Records
____
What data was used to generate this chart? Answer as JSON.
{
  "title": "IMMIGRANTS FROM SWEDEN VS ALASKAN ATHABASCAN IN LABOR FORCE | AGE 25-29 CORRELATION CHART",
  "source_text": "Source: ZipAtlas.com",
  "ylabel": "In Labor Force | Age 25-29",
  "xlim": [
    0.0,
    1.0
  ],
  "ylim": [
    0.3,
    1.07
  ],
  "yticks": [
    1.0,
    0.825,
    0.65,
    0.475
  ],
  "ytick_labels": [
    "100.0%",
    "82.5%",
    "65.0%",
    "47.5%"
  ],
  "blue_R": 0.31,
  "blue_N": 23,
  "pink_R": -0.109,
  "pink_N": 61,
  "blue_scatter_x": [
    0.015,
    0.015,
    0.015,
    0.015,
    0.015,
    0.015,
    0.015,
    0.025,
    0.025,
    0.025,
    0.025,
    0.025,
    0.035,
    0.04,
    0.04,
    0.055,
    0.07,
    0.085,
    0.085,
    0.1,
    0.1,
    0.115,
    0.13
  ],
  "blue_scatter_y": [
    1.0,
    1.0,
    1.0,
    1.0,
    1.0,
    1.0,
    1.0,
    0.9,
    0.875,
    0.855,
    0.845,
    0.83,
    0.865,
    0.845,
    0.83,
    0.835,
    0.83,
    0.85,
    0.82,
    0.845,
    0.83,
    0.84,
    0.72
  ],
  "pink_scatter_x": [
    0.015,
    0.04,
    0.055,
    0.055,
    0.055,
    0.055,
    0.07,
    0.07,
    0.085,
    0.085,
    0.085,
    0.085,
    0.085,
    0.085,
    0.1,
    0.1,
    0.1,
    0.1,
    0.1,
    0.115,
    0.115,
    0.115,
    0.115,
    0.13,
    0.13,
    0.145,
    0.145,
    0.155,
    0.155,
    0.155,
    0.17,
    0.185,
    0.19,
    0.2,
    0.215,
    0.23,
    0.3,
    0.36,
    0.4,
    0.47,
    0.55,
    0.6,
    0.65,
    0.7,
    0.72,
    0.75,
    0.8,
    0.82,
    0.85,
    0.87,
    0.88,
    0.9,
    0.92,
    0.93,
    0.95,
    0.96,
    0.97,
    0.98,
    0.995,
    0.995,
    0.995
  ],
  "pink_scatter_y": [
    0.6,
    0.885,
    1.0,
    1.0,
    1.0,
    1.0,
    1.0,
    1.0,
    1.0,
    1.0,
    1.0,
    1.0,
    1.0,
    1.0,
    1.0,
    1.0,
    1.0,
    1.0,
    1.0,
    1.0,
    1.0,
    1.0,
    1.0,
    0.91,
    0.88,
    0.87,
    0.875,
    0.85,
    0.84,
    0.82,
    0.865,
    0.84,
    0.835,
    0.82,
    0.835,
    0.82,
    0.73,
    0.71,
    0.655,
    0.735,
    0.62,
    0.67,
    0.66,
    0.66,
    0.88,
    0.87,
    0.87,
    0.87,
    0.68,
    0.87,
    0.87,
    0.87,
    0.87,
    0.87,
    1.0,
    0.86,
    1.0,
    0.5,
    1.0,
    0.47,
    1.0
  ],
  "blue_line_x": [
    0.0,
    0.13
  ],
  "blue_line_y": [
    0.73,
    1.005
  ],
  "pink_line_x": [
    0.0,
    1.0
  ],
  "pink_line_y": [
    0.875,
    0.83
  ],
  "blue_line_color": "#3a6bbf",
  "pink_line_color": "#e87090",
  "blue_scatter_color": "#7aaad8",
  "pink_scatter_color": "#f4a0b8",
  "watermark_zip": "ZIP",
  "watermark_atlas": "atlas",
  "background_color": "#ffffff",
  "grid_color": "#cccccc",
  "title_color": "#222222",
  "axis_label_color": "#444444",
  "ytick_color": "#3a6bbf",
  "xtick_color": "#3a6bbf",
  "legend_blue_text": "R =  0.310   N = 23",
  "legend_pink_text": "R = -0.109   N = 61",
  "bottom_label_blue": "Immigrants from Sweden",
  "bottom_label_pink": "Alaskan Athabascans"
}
____
▸ **Directions for this task**
Can you restate every record above word for word?

▸ **Task result**
What data was used to generate this chart? Answer as JSON.
{
  "title": "IMMIGRANTS FROM SWEDEN VS ALASKAN ATHABASCAN IN LABOR FORCE | AGE 25-29 CORRELATION CHART",
  "source_text": "Source: ZipAtlas.com",
  "ylabel": "In Labor Force | Age 25-29",
  "xlim": [
    0.0,
    1.0
  ],
  "ylim": [
    0.3,
    1.07
  ],
  "yticks": [
    1.0,
    0.825,
    0.65,
    0.475
  ],
  "ytick_labels": [
    "100.0%",
    "82.5%",
    "65.0%",
    "47.5%"
  ],
  "blue_R": 0.31,
  "blue_N": 23,
  "pink_R": -0.109,
  "pink_N": 61,
  "blue_scatter_x": [
    0.015,
    0.015,
    0.015,
    0.015,
    0.015,
    0.015,
    0.015,
    0.025,
    0.025,
    0.025,
    0.025,
    0.025,
    0.035,
    0.04,
    0.04,
    0.055,
    0.07,
    0.085,
    0.085,
    0.1,
    0.1,
    0.115,
    0.13
  ],
  "blue_scatter_y": [
    1.0,
    1.0,
    1.0,
    1.0,
    1.0,
    1.0,
    1.0,
    0.9,
    0.875,
    0.855,
    0.845,
    0.83,
    0.865,
    0.845,
    0.83,
    0.835,
    0.83,
    0.85,
    0.82,
    0.845,
    0.83,
    0.84,
    0.72
  ],
  "pink_scatter_x": [
    0.015,
    0.04,
    0.055,
    0.055,
    0.055,
    0.055,
    0.07,
    0.07,
    0.085,
    0.085,
    0.085,
    0.085,
    0.085,
    0.085,
    0.1,
    0.1,
    0.1,
    0.1,
    0.1,
    0.115,
    0.115,
    0.115,
    0.115,
    0.13,
    0.13,
    0.145,
    0.145,
    0.155,
    0.155,
    0.155,
    0.17,
    0.185,
    0.19,
    0.2,
    0.215,
    0.23,
    0.3,
    0.36,
    0.4,
    0.47,
    0.55,
    0.6,
    0.65,
    0.7,
    0.72,
    0.75,
    0.8,
    0.82,
    0.85,
    0.87,
    0.88,
    0.9,
    0.92,
    0.93,
    0.95,
    0.96,
    0.97,
    0.98,
    0.995,
    0.995,
    0.995
  ],
  "pink_scatter_y": [
    0.6,
    0.885,
    1.0,
    1.0,
    1.0,
    1.0,
    1.0,
    1.0,
    1.0,
    1.0,
    1.0,
    1.0,
    1.0,
    1.0,
    1.0,
    1.0,
    1.0,
    1.0,
    1.0,
    1.0,
    1.0,
    1.0,
    1.0,
    0.91,
    0.88,
    0.87,
    0.875,
    0.85,
    0.84,
    0.82,
    0.865,
    0.84,
    0.835,
    0.82,
    0.835,
    0.82,
    0.73,
    0.71,
    0.655,
    0.735,
    0.62,
    0.67,
    0.66,
    0.66,
    0.88,
    0.87,
    0.87,
    0.87,
    0.68,
    0.87,
    0.87,
    0.87,
    0.87,
    0.87,
    1.0,
    0.86,
    1.0,
    0.5,
    1.0,
    0.47,
    1.0
  ],
  "blue_line_x": [
    0.0,
    0.13
  ],
  "blue_line_y": [
    0.73,
    1.005
  ],
  "pink_line_x": [
    0.0,
    1.0
  ],
  "pink_line_y": [
    0.875,
    0.83
  ],
  "blue_line_color": "#3a6bbf",
  "pink_line_color": "#e87090",
  "blue_scatter_color": "#7aaad8",
  "pink_scatter_color": "#f4a0b8",
  "watermark_zip": "ZIP",
  "watermark_atlas": "atlas",
  "background_color": "#ffffff",
  "grid_color": "#cccccc",
  "title_color": "#222222",
  "axis_label_color": "#444444",
  "ytick_color": "#3a6bbf",
  "xtick_color": "#3a6bbf",
  "legend_blue_text": "R =  0.310   N = 23",
  "legend_pink_text": "R = -0.109   N = 61",
  "bottom_label_blue": "Immigrants from Sweden",
  "bottom_label_pink": "Alaskan Athabascans"
}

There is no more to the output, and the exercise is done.